__What is needed__. Please give the count of lines below with the string "миокардита" in them, and no other words.

[Items listed in a dataset]
• • •

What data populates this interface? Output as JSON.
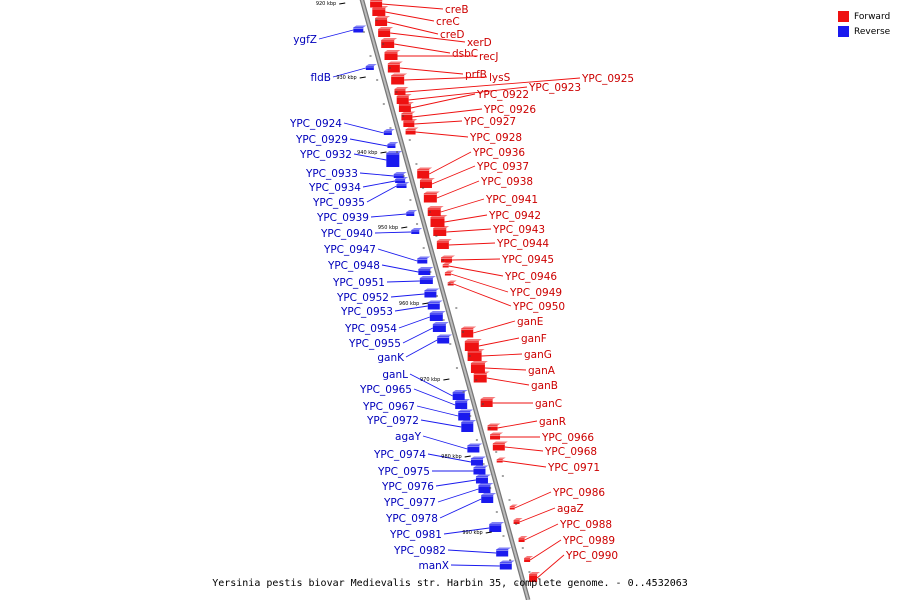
{
  "legend": {
    "forward": {
      "label": "Forward",
      "color": "#ee1111"
    },
    "reverse": {
      "label": "Reverse",
      "color": "#1a1aee"
    }
  },
  "caption": "Yersinia pestis biovar Medievalis str. Harbin 35, complete genome. - 0..4532063",
  "ticks": [
    "920 kbp",
    "930 kbp",
    "940 kbp",
    "950 kbp",
    "960 kbp",
    "970 kbp",
    "980 kbp",
    "990 kbp"
  ],
  "forward_genes": [
    "creB",
    "creC",
    "creD",
    "xerD",
    "dsbC",
    "recJ",
    "prfB",
    "lysS",
    "YPC_0925",
    "YPC_0923",
    "YPC_0922",
    "YPC_0926",
    "YPC_0927",
    "YPC_0928",
    "YPC_0936",
    "YPC_0937",
    "YPC_0938",
    "YPC_0941",
    "YPC_0942",
    "YPC_0943",
    "YPC_0944",
    "YPC_0945",
    "YPC_0946",
    "YPC_0949",
    "YPC_0950",
    "ganE",
    "ganF",
    "ganG",
    "ganA",
    "ganB",
    "ganC",
    "ganR",
    "YPC_0966",
    "YPC_0968",
    "YPC_0971",
    "YPC_0986",
    "agaZ",
    "YPC_0988",
    "YPC_0989",
    "YPC_0990"
  ],
  "reverse_genes": [
    "ygfZ",
    "fldB",
    "YPC_0924",
    "YPC_0929",
    "YPC_0932",
    "YPC_0933",
    "YPC_0934",
    "YPC_0935",
    "YPC_0939",
    "YPC_0940",
    "YPC_0947",
    "YPC_0948",
    "YPC_0951",
    "YPC_0952",
    "YPC_0953",
    "YPC_0954",
    "YPC_0955",
    "ganK",
    "ganL",
    "YPC_0965",
    "YPC_0967",
    "YPC_0972",
    "agaY",
    "YPC_0974",
    "YPC_0975",
    "YPC_0976",
    "YPC_0977",
    "YPC_0978",
    "YPC_0981",
    "YPC_0982",
    "manX"
  ]
}
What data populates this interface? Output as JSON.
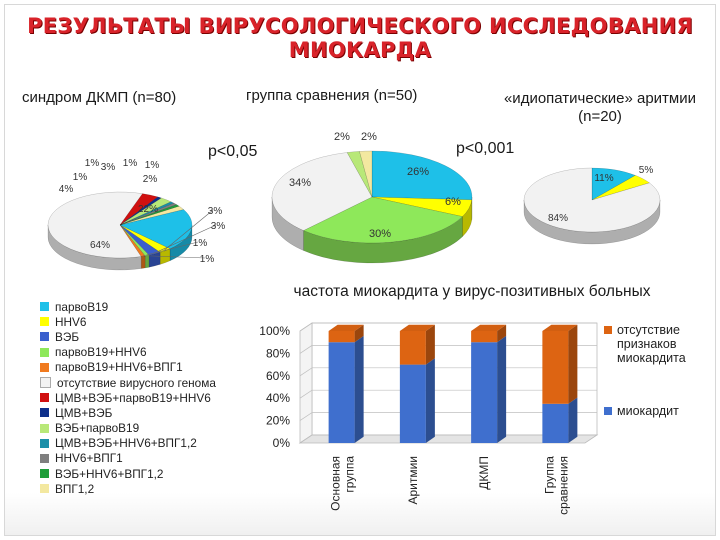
{
  "title": {
    "line1": "РЕЗУЛЬТАТЫ ВИРУСОЛОГИЧЕСКОГО ИССЛЕДОВАНИЯ",
    "line2": "МИОКАРДА"
  },
  "p_left": "p<0,05",
  "p_right": "p<0,001",
  "colors": {
    "parvoB19": "#1ec0e8",
    "hhv6": "#ffff00",
    "ebv": "#3a5fcd",
    "parvoB19_hhv6": "#8ee85a",
    "parvoB19_hhv6_vpg1": "#f07a1e",
    "no_virus": "#f2f2f2",
    "cmv_ebv_parvoB19_hhv6": "#d01010",
    "cmv_ebv": "#0e2f8a",
    "ebv_parvoB19": "#b8e878",
    "cmv_ebv_hhv6_vpg12": "#1b8fa8",
    "hhv6_vpg1": "#7f7f7f",
    "ebv_hhv6_vpg12": "#1e9e3a",
    "vpg12": "#f3e8a0",
    "myocarditis": "#3f6fce",
    "no_myocarditis": "#dd6412"
  },
  "legend": [
    {
      "label": "парвоB19",
      "color": "#1ec0e8"
    },
    {
      "label": "HHV6",
      "color": "#ffff00"
    },
    {
      "label": "ВЭБ",
      "color": "#3a5fcd"
    },
    {
      "label": "парвоB19+HHV6",
      "color": "#8ee85a"
    },
    {
      "label": "парвоB19+HHV6+ВПГ1",
      "color": "#f07a1e"
    },
    {
      "label": "отсутствие вирусного генома",
      "color": "#f2f2f2"
    },
    {
      "label": "ЦМВ+ВЭБ+парвоB19+HHV6",
      "color": "#d01010"
    },
    {
      "label": "ЦМВ+ВЭБ",
      "color": "#0e2f8a"
    },
    {
      "label": "ВЭБ+парвоB19",
      "color": "#b8e878"
    },
    {
      "label": "ЦМВ+ВЭБ+HHV6+ВПГ1,2",
      "color": "#1b8fa8"
    },
    {
      "label": "HHV6+ВПГ1",
      "color": "#7f7f7f"
    },
    {
      "label": "ВЭБ+HHV6+ВПГ1,2",
      "color": "#1e9e3a"
    },
    {
      "label": "ВПГ1,2",
      "color": "#f3e8a0"
    }
  ],
  "chart_data": [
    {
      "type": "pie",
      "title": "синдром ДКМП (n=80)",
      "slices": [
        {
          "label": "22%",
          "value": 22,
          "color": "#1ec0e8"
        },
        {
          "label": "3%",
          "value": 3,
          "color": "#ffff00"
        },
        {
          "label": "3%",
          "value": 3,
          "color": "#3a5fcd"
        },
        {
          "label": "1%",
          "value": 1,
          "color": "#8ee85a"
        },
        {
          "label": "1%",
          "value": 1,
          "color": "#f07a1e"
        },
        {
          "label": "64%",
          "value": 64,
          "color": "#f2f2f2"
        },
        {
          "label": "4%",
          "value": 4,
          "color": "#d01010"
        },
        {
          "label": "1%",
          "value": 1,
          "color": "#0e2f8a"
        },
        {
          "label": "3%",
          "value": 3,
          "color": "#b8e878"
        },
        {
          "label": "1%",
          "value": 1,
          "color": "#1b8fa8"
        },
        {
          "label": "1%",
          "value": 1,
          "color": "#7f7f7f"
        },
        {
          "label": "1%",
          "value": 1,
          "color": "#1e9e3a"
        },
        {
          "label": "2%",
          "value": 2,
          "color": "#f3e8a0"
        }
      ]
    },
    {
      "type": "pie",
      "title": "группа сравнения (n=50)",
      "slices": [
        {
          "label": "26%",
          "value": 26,
          "color": "#1ec0e8"
        },
        {
          "label": "6%",
          "value": 6,
          "color": "#ffff00"
        },
        {
          "label": "30%",
          "value": 30,
          "color": "#8ee85a"
        },
        {
          "label": "34%",
          "value": 34,
          "color": "#f2f2f2"
        },
        {
          "label": "2%",
          "value": 2,
          "color": "#b8e878"
        },
        {
          "label": "2%",
          "value": 2,
          "color": "#f3e8a0"
        }
      ]
    },
    {
      "type": "pie",
      "title": "«идиопатические» аритмии (n=20)",
      "slices": [
        {
          "label": "11%",
          "value": 11,
          "color": "#1ec0e8"
        },
        {
          "label": "5%",
          "value": 5,
          "color": "#ffff00"
        },
        {
          "label": "84%",
          "value": 84,
          "color": "#f2f2f2"
        }
      ]
    },
    {
      "type": "bar",
      "stacked": true,
      "title": "частота миокардита у вирус-позитивных больных",
      "categories": [
        "Основная группа",
        "Аритмии",
        "ДКМП",
        "Группа сравнения"
      ],
      "series": [
        {
          "name": "миокардит",
          "values": [
            90,
            70,
            90,
            35
          ],
          "color": "#3f6fce"
        },
        {
          "name": "отсутствие признаков миокардита",
          "values": [
            10,
            30,
            10,
            65
          ],
          "color": "#dd6412"
        }
      ],
      "ylim": [
        0,
        100
      ],
      "yticks": [
        "0%",
        "20%",
        "40%",
        "60%",
        "80%",
        "100%"
      ]
    }
  ]
}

• • •

__Result of the exercise__. 2